_SET PROBLEM:_
Produce an exact copy of the lines from the line containing "Read all visible content and emit it as JSON." through the last line of the entries below, and only those lines.

....

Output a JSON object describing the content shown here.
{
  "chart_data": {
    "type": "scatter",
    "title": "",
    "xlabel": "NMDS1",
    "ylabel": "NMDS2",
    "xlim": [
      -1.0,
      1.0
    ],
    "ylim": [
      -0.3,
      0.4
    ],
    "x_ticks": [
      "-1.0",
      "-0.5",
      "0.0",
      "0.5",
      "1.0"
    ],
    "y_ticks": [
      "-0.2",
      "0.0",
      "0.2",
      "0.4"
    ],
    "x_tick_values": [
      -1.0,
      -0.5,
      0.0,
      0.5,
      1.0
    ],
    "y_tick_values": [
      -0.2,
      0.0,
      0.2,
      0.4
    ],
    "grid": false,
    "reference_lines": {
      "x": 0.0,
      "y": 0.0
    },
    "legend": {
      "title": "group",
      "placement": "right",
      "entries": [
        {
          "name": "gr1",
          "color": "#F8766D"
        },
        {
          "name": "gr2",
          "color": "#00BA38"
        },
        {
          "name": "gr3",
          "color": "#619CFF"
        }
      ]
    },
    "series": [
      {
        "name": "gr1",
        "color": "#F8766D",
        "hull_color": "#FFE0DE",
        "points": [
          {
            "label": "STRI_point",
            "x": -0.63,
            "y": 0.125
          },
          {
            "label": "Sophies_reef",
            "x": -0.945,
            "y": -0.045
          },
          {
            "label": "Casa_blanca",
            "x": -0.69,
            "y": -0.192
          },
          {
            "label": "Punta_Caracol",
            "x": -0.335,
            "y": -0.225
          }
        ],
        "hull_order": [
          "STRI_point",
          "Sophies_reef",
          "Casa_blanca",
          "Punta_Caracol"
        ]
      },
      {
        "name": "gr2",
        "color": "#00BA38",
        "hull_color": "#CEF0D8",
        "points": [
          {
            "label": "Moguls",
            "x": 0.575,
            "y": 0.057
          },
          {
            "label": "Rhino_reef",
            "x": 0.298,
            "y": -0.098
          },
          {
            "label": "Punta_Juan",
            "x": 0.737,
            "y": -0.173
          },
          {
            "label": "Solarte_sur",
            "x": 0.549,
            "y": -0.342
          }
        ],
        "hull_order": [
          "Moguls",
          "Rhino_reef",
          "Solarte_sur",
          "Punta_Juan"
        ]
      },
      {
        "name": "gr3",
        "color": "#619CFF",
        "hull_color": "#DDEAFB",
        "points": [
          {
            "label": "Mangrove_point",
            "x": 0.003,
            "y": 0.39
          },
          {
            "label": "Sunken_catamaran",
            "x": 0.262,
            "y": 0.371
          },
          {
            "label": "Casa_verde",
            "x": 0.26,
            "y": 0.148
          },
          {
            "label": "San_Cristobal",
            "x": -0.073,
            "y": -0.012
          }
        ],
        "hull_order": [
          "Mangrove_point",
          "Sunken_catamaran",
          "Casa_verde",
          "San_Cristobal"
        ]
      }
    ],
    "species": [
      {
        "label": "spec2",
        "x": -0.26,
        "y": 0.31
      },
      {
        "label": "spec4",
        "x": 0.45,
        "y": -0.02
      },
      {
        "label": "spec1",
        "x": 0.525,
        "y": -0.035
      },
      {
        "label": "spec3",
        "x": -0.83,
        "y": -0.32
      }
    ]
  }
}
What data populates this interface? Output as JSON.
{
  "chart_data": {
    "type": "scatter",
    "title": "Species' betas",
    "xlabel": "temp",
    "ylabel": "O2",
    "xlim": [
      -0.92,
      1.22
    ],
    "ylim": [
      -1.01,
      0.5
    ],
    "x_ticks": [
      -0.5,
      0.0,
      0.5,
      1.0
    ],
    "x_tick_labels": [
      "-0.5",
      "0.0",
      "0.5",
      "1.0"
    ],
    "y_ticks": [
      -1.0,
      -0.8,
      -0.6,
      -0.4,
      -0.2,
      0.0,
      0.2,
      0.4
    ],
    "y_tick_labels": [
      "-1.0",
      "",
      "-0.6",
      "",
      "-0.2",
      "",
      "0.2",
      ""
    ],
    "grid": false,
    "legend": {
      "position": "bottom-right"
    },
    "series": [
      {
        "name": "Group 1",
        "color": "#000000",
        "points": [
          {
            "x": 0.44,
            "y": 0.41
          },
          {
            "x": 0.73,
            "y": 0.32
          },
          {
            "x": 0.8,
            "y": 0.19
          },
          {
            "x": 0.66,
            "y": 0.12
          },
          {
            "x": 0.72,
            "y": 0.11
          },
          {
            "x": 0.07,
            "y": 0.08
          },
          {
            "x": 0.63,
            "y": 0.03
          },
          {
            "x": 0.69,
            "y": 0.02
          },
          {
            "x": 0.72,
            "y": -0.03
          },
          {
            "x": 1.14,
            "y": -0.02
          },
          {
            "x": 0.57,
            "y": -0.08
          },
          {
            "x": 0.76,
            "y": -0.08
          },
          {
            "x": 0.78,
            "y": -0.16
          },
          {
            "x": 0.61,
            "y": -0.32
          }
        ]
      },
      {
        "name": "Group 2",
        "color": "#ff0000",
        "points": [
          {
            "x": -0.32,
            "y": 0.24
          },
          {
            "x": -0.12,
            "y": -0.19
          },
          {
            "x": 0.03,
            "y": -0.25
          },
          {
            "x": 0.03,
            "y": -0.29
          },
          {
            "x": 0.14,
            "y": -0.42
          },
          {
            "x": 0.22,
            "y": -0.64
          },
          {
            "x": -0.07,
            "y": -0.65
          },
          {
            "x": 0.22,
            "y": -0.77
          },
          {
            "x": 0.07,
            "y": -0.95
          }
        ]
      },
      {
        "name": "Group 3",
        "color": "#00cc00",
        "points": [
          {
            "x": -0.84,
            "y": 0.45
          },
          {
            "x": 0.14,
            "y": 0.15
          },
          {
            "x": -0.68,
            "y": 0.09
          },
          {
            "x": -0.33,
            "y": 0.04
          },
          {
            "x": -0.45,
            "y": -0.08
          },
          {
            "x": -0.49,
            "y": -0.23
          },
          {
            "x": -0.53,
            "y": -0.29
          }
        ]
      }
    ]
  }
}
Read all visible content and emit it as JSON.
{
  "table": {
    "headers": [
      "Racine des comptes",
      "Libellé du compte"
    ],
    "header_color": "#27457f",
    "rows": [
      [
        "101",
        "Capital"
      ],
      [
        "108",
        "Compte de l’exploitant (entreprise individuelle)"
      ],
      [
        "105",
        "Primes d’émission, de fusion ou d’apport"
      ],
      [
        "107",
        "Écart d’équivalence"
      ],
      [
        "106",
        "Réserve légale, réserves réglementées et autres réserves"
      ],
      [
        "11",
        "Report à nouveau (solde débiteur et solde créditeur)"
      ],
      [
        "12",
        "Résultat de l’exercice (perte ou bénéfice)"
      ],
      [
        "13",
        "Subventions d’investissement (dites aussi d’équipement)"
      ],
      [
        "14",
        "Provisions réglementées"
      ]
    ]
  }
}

....

_WRITTEN SOLUTION:_
Read all visible content and emit it as JSON.
{
  "table": {
    "headers": [
      "Racine des comptes",
      "Libellé du compte"
    ],
    "header_color": "#27457f",
    "rows": [
      [
        "101",
        "Capital"
      ],
      [
        "108",
        "Compte de l’exploitant (entreprise individuelle)"
      ],
      [
        "105",
        "Primes d’émission, de fusion ou d’apport"
      ],
      [
        "107",
        "Écart d’équivalence"
      ],
      [
        "106",
        "Réserve légale, réserves réglementées et autres réserves"
      ],
      [
        "11",
        "Report à nouveau (solde débiteur et solde créditeur)"
      ],
      [
        "12",
        "Résultat de l’exercice (perte ou bénéfice)"
      ],
      [
        "13",
        "Subventions d’investissement (dites aussi d’équipement)"
      ],
      [
        "14",
        "Provisions réglementées"
      ]
    ]
  }
}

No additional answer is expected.